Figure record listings
· · · · · · ·
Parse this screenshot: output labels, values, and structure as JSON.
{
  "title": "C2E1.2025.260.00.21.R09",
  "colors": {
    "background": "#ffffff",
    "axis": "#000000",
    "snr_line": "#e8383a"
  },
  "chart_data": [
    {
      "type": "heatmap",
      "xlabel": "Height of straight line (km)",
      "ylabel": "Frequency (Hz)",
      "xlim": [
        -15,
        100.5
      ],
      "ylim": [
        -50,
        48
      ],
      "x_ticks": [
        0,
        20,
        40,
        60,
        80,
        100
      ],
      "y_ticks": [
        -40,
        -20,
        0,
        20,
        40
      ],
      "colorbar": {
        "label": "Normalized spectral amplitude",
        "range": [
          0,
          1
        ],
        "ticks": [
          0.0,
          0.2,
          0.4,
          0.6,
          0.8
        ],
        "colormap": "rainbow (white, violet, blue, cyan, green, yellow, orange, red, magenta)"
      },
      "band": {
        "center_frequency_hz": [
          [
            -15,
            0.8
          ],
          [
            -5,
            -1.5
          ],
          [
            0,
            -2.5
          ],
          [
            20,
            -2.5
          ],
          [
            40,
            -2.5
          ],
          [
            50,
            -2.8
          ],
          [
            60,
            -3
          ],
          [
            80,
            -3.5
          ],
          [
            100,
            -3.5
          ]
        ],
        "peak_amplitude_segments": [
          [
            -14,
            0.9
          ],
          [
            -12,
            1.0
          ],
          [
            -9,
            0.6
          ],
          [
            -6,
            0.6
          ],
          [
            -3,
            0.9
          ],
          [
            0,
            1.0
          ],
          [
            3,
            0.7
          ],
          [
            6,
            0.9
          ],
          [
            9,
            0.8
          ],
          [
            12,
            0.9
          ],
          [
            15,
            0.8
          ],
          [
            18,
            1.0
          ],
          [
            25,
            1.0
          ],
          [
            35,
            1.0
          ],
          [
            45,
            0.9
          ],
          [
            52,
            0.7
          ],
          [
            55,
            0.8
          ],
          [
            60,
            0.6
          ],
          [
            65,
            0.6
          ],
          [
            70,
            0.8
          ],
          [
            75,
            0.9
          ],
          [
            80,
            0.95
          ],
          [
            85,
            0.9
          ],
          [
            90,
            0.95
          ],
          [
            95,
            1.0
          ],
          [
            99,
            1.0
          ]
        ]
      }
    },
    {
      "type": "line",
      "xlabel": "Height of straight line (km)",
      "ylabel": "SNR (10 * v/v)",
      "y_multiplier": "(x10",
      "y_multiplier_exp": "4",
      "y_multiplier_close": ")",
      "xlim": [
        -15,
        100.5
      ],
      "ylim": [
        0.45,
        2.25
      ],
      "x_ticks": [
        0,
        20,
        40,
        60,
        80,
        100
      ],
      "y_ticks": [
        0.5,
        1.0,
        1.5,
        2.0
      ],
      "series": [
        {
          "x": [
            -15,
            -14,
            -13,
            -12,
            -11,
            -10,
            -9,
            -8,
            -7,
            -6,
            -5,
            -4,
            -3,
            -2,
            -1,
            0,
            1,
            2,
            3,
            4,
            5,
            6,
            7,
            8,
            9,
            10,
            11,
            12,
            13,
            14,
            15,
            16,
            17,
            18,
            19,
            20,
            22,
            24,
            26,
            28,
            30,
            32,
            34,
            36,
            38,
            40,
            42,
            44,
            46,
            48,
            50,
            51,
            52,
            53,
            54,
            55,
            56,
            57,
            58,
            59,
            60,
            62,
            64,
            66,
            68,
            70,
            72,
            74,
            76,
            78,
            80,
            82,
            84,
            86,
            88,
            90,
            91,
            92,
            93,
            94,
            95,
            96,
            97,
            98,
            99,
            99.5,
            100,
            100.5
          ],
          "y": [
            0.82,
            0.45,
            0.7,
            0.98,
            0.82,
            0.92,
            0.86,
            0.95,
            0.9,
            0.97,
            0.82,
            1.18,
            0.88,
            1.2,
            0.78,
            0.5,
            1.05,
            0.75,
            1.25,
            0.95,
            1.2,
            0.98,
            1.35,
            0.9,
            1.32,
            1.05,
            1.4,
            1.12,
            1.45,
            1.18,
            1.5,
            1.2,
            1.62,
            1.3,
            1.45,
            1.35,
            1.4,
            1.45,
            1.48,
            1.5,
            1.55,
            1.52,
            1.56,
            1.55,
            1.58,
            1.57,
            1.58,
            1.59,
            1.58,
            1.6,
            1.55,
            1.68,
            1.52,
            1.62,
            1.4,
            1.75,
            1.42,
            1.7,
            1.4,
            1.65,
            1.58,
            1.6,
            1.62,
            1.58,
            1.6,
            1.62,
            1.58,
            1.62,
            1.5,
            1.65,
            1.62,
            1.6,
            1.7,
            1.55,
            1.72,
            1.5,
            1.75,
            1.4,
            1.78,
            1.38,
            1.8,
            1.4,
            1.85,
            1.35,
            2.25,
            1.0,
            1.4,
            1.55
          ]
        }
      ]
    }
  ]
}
· · · · · · ·
■ **To do**:
Return the entries above exactly as they appear.

■ **Solution**:
Parse this screenshot: output labels, values, and structure as JSON.
{
  "title": "C2E1.2025.260.00.21.R09",
  "colors": {
    "background": "#ffffff",
    "axis": "#000000",
    "snr_line": "#e8383a"
  },
  "chart_data": [
    {
      "type": "heatmap",
      "xlabel": "Height of straight line (km)",
      "ylabel": "Frequency (Hz)",
      "xlim": [
        -15,
        100.5
      ],
      "ylim": [
        -50,
        48
      ],
      "x_ticks": [
        0,
        20,
        40,
        60,
        80,
        100
      ],
      "y_ticks": [
        -40,
        -20,
        0,
        20,
        40
      ],
      "colorbar": {
        "label": "Normalized spectral amplitude",
        "range": [
          0,
          1
        ],
        "ticks": [
          0.0,
          0.2,
          0.4,
          0.6,
          0.8
        ],
        "colormap": "rainbow (white, violet, blue, cyan, green, yellow, orange, red, magenta)"
      },
      "band": {
        "center_frequency_hz": [
          [
            -15,
            0.8
          ],
          [
            -5,
            -1.5
          ],
          [
            0,
            -2.5
          ],
          [
            20,
            -2.5
          ],
          [
            40,
            -2.5
          ],
          [
            50,
            -2.8
          ],
          [
            60,
            -3
          ],
          [
            80,
            -3.5
          ],
          [
            100,
            -3.5
          ]
        ],
        "peak_amplitude_segments": [
          [
            -14,
            0.9
          ],
          [
            -12,
            1.0
          ],
          [
            -9,
            0.6
          ],
          [
            -6,
            0.6
          ],
          [
            -3,
            0.9
          ],
          [
            0,
            1.0
          ],
          [
            3,
            0.7
          ],
          [
            6,
            0.9
          ],
          [
            9,
            0.8
          ],
          [
            12,
            0.9
          ],
          [
            15,
            0.8
          ],
          [
            18,
            1.0
          ],
          [
            25,
            1.0
          ],
          [
            35,
            1.0
          ],
          [
            45,
            0.9
          ],
          [
            52,
            0.7
          ],
          [
            55,
            0.8
          ],
          [
            60,
            0.6
          ],
          [
            65,
            0.6
          ],
          [
            70,
            0.8
          ],
          [
            75,
            0.9
          ],
          [
            80,
            0.95
          ],
          [
            85,
            0.9
          ],
          [
            90,
            0.95
          ],
          [
            95,
            1.0
          ],
          [
            99,
            1.0
          ]
        ]
      }
    },
    {
      "type": "line",
      "xlabel": "Height of straight line (km)",
      "ylabel": "SNR (10 * v/v)",
      "y_multiplier": "(x10",
      "y_multiplier_exp": "4",
      "y_multiplier_close": ")",
      "xlim": [
        -15,
        100.5
      ],
      "ylim": [
        0.45,
        2.25
      ],
      "x_ticks": [
        0,
        20,
        40,
        60,
        80,
        100
      ],
      "y_ticks": [
        0.5,
        1.0,
        1.5,
        2.0
      ],
      "series": [
        {
          "x": [
            -15,
            -14,
            -13,
            -12,
            -11,
            -10,
            -9,
            -8,
            -7,
            -6,
            -5,
            -4,
            -3,
            -2,
            -1,
            0,
            1,
            2,
            3,
            4,
            5,
            6,
            7,
            8,
            9,
            10,
            11,
            12,
            13,
            14,
            15,
            16,
            17,
            18,
            19,
            20,
            22,
            24,
            26,
            28,
            30,
            32,
            34,
            36,
            38,
            40,
            42,
            44,
            46,
            48,
            50,
            51,
            52,
            53,
            54,
            55,
            56,
            57,
            58,
            59,
            60,
            62,
            64,
            66,
            68,
            70,
            72,
            74,
            76,
            78,
            80,
            82,
            84,
            86,
            88,
            90,
            91,
            92,
            93,
            94,
            95,
            96,
            97,
            98,
            99,
            99.5,
            100,
            100.5
          ],
          "y": [
            0.82,
            0.45,
            0.7,
            0.98,
            0.82,
            0.92,
            0.86,
            0.95,
            0.9,
            0.97,
            0.82,
            1.18,
            0.88,
            1.2,
            0.78,
            0.5,
            1.05,
            0.75,
            1.25,
            0.95,
            1.2,
            0.98,
            1.35,
            0.9,
            1.32,
            1.05,
            1.4,
            1.12,
            1.45,
            1.18,
            1.5,
            1.2,
            1.62,
            1.3,
            1.45,
            1.35,
            1.4,
            1.45,
            1.48,
            1.5,
            1.55,
            1.52,
            1.56,
            1.55,
            1.58,
            1.57,
            1.58,
            1.59,
            1.58,
            1.6,
            1.55,
            1.68,
            1.52,
            1.62,
            1.4,
            1.75,
            1.42,
            1.7,
            1.4,
            1.65,
            1.58,
            1.6,
            1.62,
            1.58,
            1.6,
            1.62,
            1.58,
            1.62,
            1.5,
            1.65,
            1.62,
            1.6,
            1.7,
            1.55,
            1.72,
            1.5,
            1.75,
            1.4,
            1.78,
            1.38,
            1.8,
            1.4,
            1.85,
            1.35,
            2.25,
            1.0,
            1.4,
            1.55
          ]
        }
      ]
    }
  ]
}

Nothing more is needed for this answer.